PROBLEM DESCRIPTION
Drop every picture, then transcribe the remaining data exactly.

DATA ROWS
::::::::

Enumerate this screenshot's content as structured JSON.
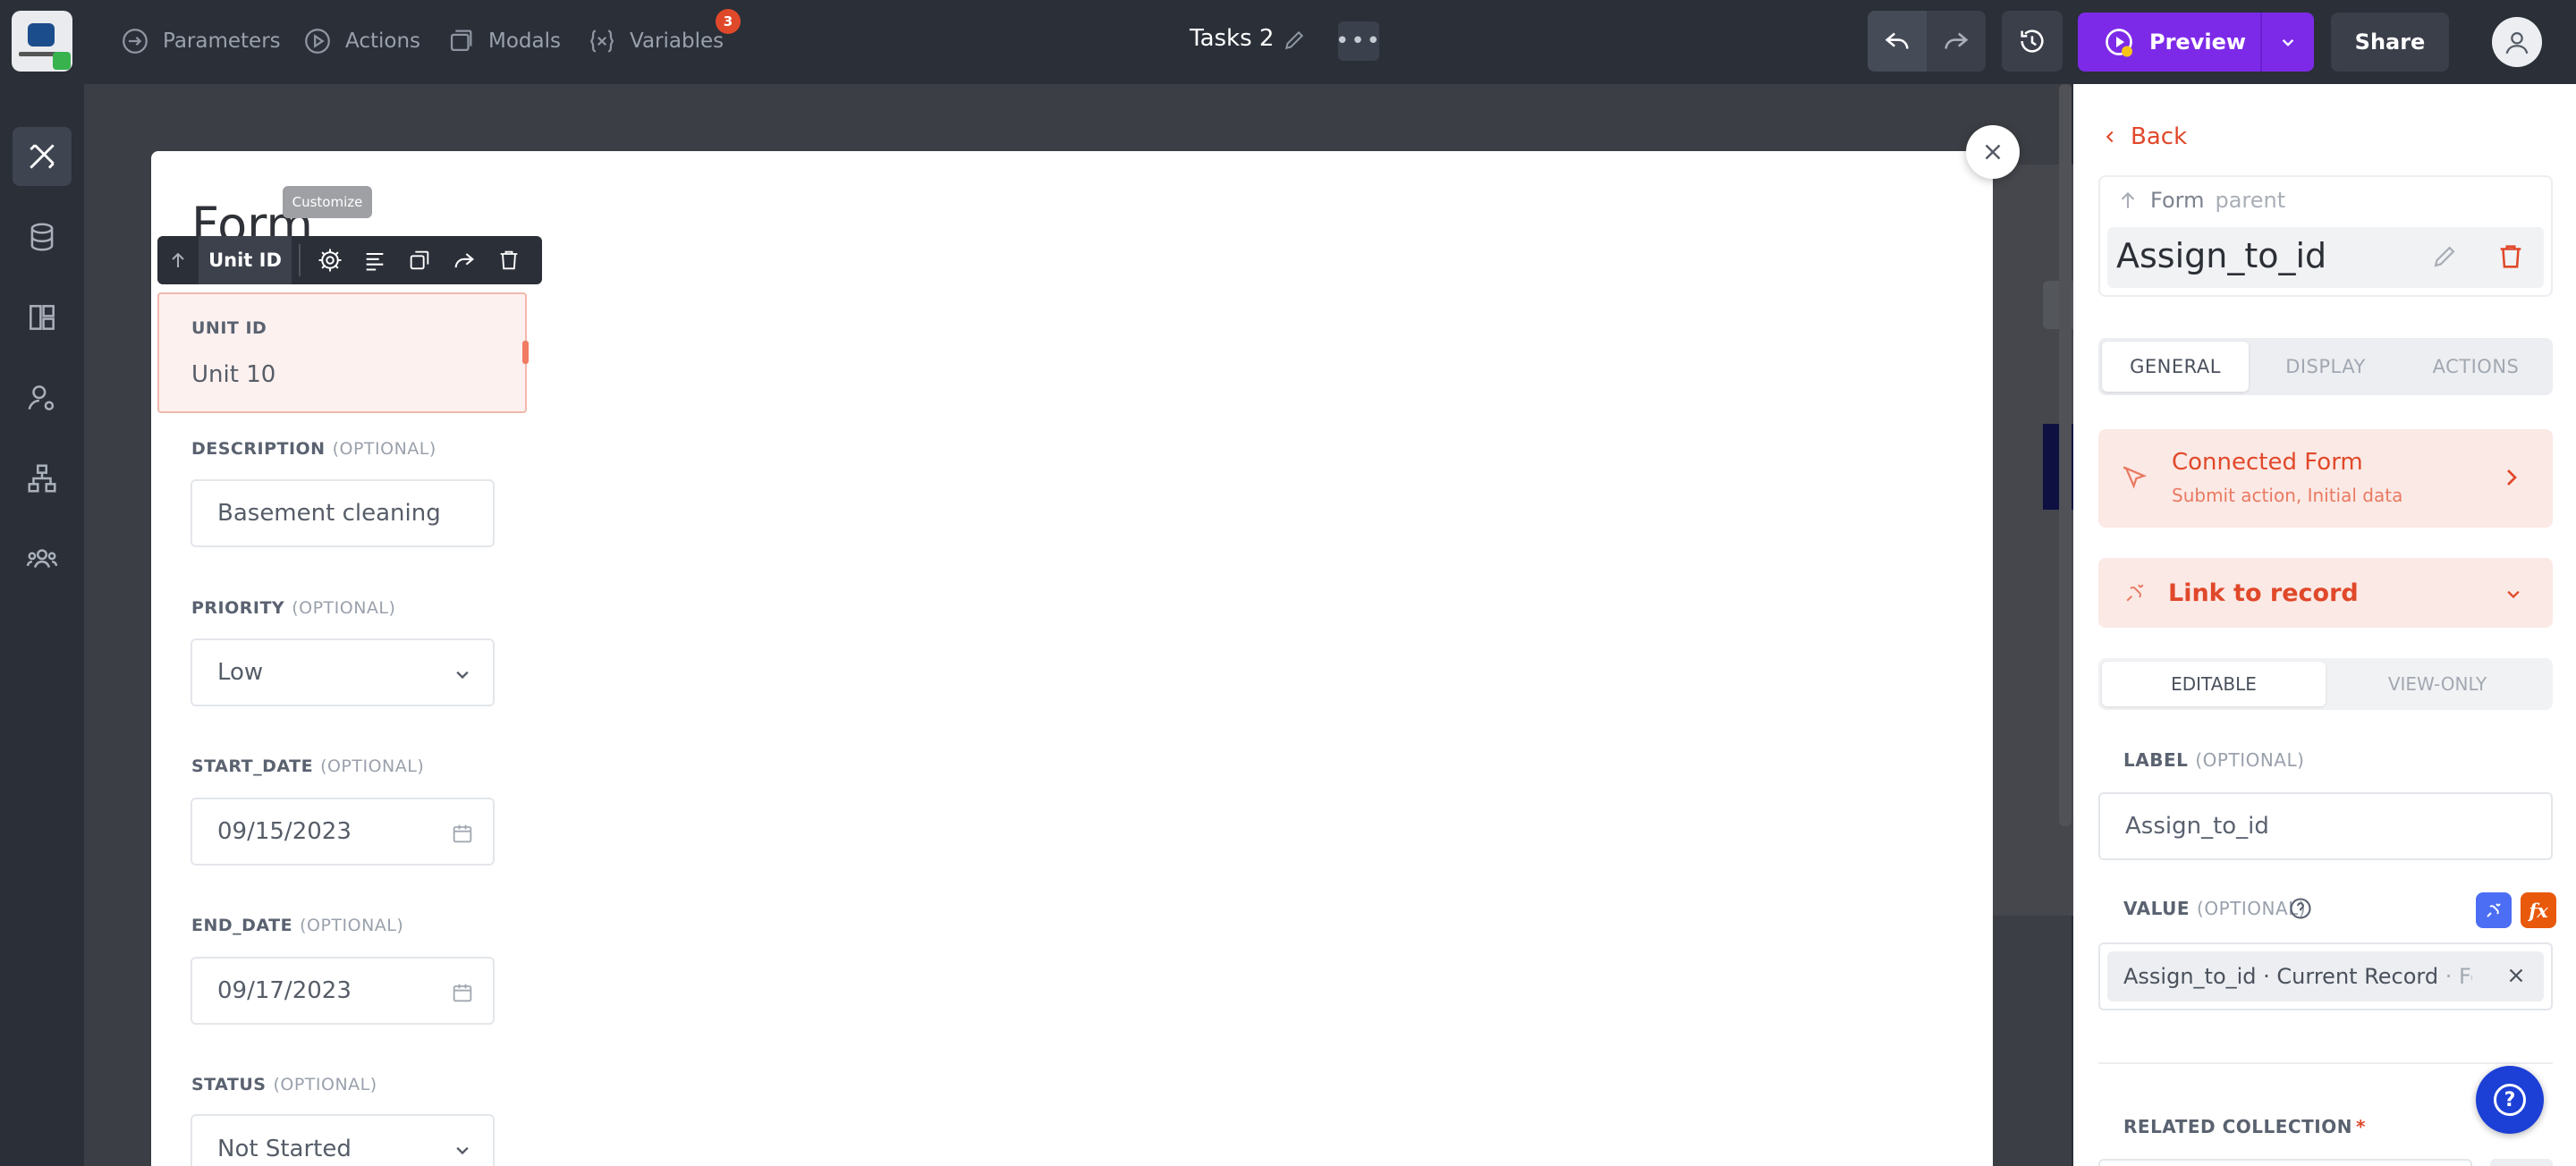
{
  "topbar": {
    "nav": [
      {
        "label": "Parameters",
        "icon": "parameters-icon"
      },
      {
        "label": "Actions",
        "icon": "actions-icon"
      },
      {
        "label": "Modals",
        "icon": "modals-icon"
      },
      {
        "label": "Variables",
        "icon": "variables-icon",
        "badge": "3"
      }
    ],
    "title": "Tasks 2",
    "preview_label": "Preview",
    "share_label": "Share"
  },
  "rail": {
    "items": [
      "design-icon",
      "database-icon",
      "layout-icon",
      "user-settings-icon",
      "hierarchy-icon",
      "users-icon"
    ]
  },
  "modal": {
    "title": "Form",
    "tooltip": "Customize",
    "toolbar_label": "Unit ID",
    "fields": [
      {
        "label": "UNIT ID",
        "optional": "",
        "value": "Unit 10",
        "type": "text"
      },
      {
        "label": "DESCRIPTION",
        "optional": "(OPTIONAL)",
        "value": "Basement cleaning",
        "type": "text"
      },
      {
        "label": "PRIORITY",
        "optional": "(OPTIONAL)",
        "value": "Low",
        "type": "select"
      },
      {
        "label": "START_DATE",
        "optional": "(OPTIONAL)",
        "value": "09/15/2023",
        "type": "date"
      },
      {
        "label": "END_DATE",
        "optional": "(OPTIONAL)",
        "value": "09/17/2023",
        "type": "date"
      },
      {
        "label": "STATUS",
        "optional": "(OPTIONAL)",
        "value": "Not Started",
        "type": "select"
      }
    ]
  },
  "panel": {
    "back_label": "Back",
    "parent_form": "Form",
    "parent_word": "parent",
    "element_name": "Assign_to_id",
    "tabs": [
      "GENERAL",
      "DISPLAY",
      "ACTIONS"
    ],
    "connected_form": {
      "title": "Connected Form",
      "subtitle": "Submit action, Initial data"
    },
    "link_to_record": "Link to record",
    "modes": [
      "EDITABLE",
      "VIEW-ONLY"
    ],
    "label_field": {
      "label": "LABEL",
      "optional": "(OPTIONAL)",
      "value": "Assign_to_id"
    },
    "value_field": {
      "label": "VALUE",
      "optional": "(OPTIONAL)",
      "value_main": "Assign_to_id · Current Record",
      "value_dim": " · For..."
    },
    "related_collection": {
      "label": "RELATED COLLECTION",
      "required": "*"
    },
    "fx_label": "fx"
  },
  "colors": {
    "accent": "#e0482a",
    "preview": "#7d2ae8",
    "bar": "#2a2f38"
  }
}
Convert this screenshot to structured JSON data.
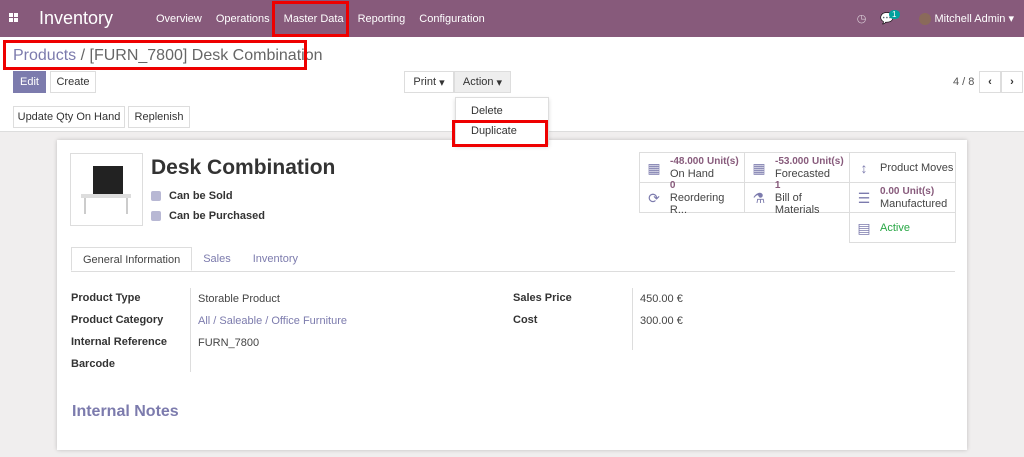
{
  "nav": {
    "app": "Inventory",
    "menu": [
      "Overview",
      "Operations",
      "Master Data",
      "Reporting",
      "Configuration"
    ],
    "messages_count": "1",
    "user": "Mitchell Admin"
  },
  "breadcrumb": {
    "parent": "Products",
    "sep": "/",
    "current": "[FURN_7800] Desk Combination"
  },
  "buttons": {
    "edit": "Edit",
    "create": "Create",
    "print": "Print",
    "action": "Action",
    "update_qty": "Update Qty On Hand",
    "replenish": "Replenish"
  },
  "pager": "4 / 8",
  "action_menu": [
    "Delete",
    "Duplicate"
  ],
  "product": {
    "name": "Desk Combination",
    "can_be_sold": "Can be Sold",
    "can_be_purchased": "Can be Purchased"
  },
  "stats": [
    {
      "value": "-48.000",
      "unit": "Unit(s)",
      "label": "On Hand",
      "icon": "building-icon"
    },
    {
      "value": "-53.000",
      "unit": "Unit(s)",
      "label": "Forecasted",
      "icon": "building-icon"
    },
    {
      "value": "",
      "unit": "",
      "label": "Product Moves",
      "icon": "arrows-v-icon"
    },
    {
      "value": "0",
      "unit": "",
      "label": "Reordering R...",
      "icon": "refresh-icon"
    },
    {
      "value": "1",
      "unit": "",
      "label": "Bill of Materials",
      "icon": "flask-icon"
    },
    {
      "value": "0.00",
      "unit": "Unit(s)",
      "label": "Manufactured",
      "icon": "list-icon"
    },
    {
      "value": "",
      "unit": "",
      "label": "Active",
      "icon": "archive-icon"
    }
  ],
  "tabs": [
    "General Information",
    "Sales",
    "Inventory"
  ],
  "fields": {
    "product_type_label": "Product Type",
    "product_type": "Storable Product",
    "category_label": "Product Category",
    "category": "All / Saleable / Office Furniture",
    "ref_label": "Internal Reference",
    "ref": "FURN_7800",
    "barcode_label": "Barcode",
    "sales_price_label": "Sales Price",
    "sales_price": "450.00 €",
    "cost_label": "Cost",
    "cost": "300.00 €"
  },
  "notes_title": "Internal Notes"
}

::::::::

COMPLETE RESPONSE
Enumerate this screenshot's content as structured JSON.
{
  "topbar": {
    "nav": [
      {
        "label": "Parameters",
        "icon": "parameters-icon"
      },
      {
        "label": "Actions",
        "icon": "actions-icon"
      },
      {
        "label": "Modals",
        "icon": "modals-icon"
      },
      {
        "label": "Variables",
        "icon": "variables-icon",
        "badge": "3"
      }
    ],
    "title": "Tasks 2",
    "preview_label": "Preview",
    "share_label": "Share"
  },
  "rail": {
    "items": [
      "design-icon",
      "database-icon",
      "layout-icon",
      "user-settings-icon",
      "hierarchy-icon",
      "users-icon"
    ]
  },
  "modal": {
    "title": "Form",
    "tooltip": "Customize",
    "toolbar_label": "Unit ID",
    "fields": [
      {
        "label": "UNIT ID",
        "optional": "",
        "value": "Unit 10",
        "type": "text"
      },
      {
        "label": "DESCRIPTION",
        "optional": "(OPTIONAL)",
        "value": "Basement cleaning",
        "type": "text"
      },
      {
        "label": "PRIORITY",
        "optional": "(OPTIONAL)",
        "value": "Low",
        "type": "select"
      },
      {
        "label": "START_DATE",
        "optional": "(OPTIONAL)",
        "value": "09/15/2023",
        "type": "date"
      },
      {
        "label": "END_DATE",
        "optional": "(OPTIONAL)",
        "value": "09/17/2023",
        "type": "date"
      },
      {
        "label": "STATUS",
        "optional": "(OPTIONAL)",
        "value": "Not Started",
        "type": "select"
      }
    ]
  },
  "panel": {
    "back_label": "Back",
    "parent_form": "Form",
    "parent_word": "parent",
    "element_name": "Assign_to_id",
    "tabs": [
      "GENERAL",
      "DISPLAY",
      "ACTIONS"
    ],
    "connected_form": {
      "title": "Connected Form",
      "subtitle": "Submit action, Initial data"
    },
    "link_to_record": "Link to record",
    "modes": [
      "EDITABLE",
      "VIEW-ONLY"
    ],
    "label_field": {
      "label": "LABEL",
      "optional": "(OPTIONAL)",
      "value": "Assign_to_id"
    },
    "value_field": {
      "label": "VALUE",
      "optional": "(OPTIONAL)",
      "value_main": "Assign_to_id · Current Record",
      "value_dim": " · For..."
    },
    "related_collection": {
      "label": "RELATED COLLECTION",
      "required": "*"
    },
    "fx_label": "fx"
  },
  "colors": {
    "accent": "#e0482a",
    "preview": "#7d2ae8",
    "bar": "#2a2f38"
  }
}
Convert this screenshot to structured JSON data.
{
  "nav": {
    "app": "Inventory",
    "menu": [
      "Overview",
      "Operations",
      "Master Data",
      "Reporting",
      "Configuration"
    ],
    "messages_count": "1",
    "user": "Mitchell Admin"
  },
  "breadcrumb": {
    "parent": "Products",
    "sep": "/",
    "current": "[FURN_7800] Desk Combination"
  },
  "buttons": {
    "edit": "Edit",
    "create": "Create",
    "print": "Print",
    "action": "Action",
    "update_qty": "Update Qty On Hand",
    "replenish": "Replenish"
  },
  "pager": "4 / 8",
  "action_menu": [
    "Delete",
    "Duplicate"
  ],
  "product": {
    "name": "Desk Combination",
    "can_be_sold": "Can be Sold",
    "can_be_purchased": "Can be Purchased"
  },
  "stats": [
    {
      "value": "-48.000",
      "unit": "Unit(s)",
      "label": "On Hand",
      "icon": "building-icon"
    },
    {
      "value": "-53.000",
      "unit": "Unit(s)",
      "label": "Forecasted",
      "icon": "building-icon"
    },
    {
      "value": "",
      "unit": "",
      "label": "Product Moves",
      "icon": "arrows-v-icon"
    },
    {
      "value": "0",
      "unit": "",
      "label": "Reordering R...",
      "icon": "refresh-icon"
    },
    {
      "value": "1",
      "unit": "",
      "label": "Bill of Materials",
      "icon": "flask-icon"
    },
    {
      "value": "0.00",
      "unit": "Unit(s)",
      "label": "Manufactured",
      "icon": "list-icon"
    },
    {
      "value": "",
      "unit": "",
      "label": "Active",
      "icon": "archive-icon"
    }
  ],
  "tabs": [
    "General Information",
    "Sales",
    "Inventory"
  ],
  "fields": {
    "product_type_label": "Product Type",
    "product_type": "Storable Product",
    "category_label": "Product Category",
    "category": "All / Saleable / Office Furniture",
    "ref_label": "Internal Reference",
    "ref": "FURN_7800",
    "barcode_label": "Barcode",
    "sales_price_label": "Sales Price",
    "sales_price": "450.00 €",
    "cost_label": "Cost",
    "cost": "300.00 €"
  },
  "notes_title": "Internal Notes"
}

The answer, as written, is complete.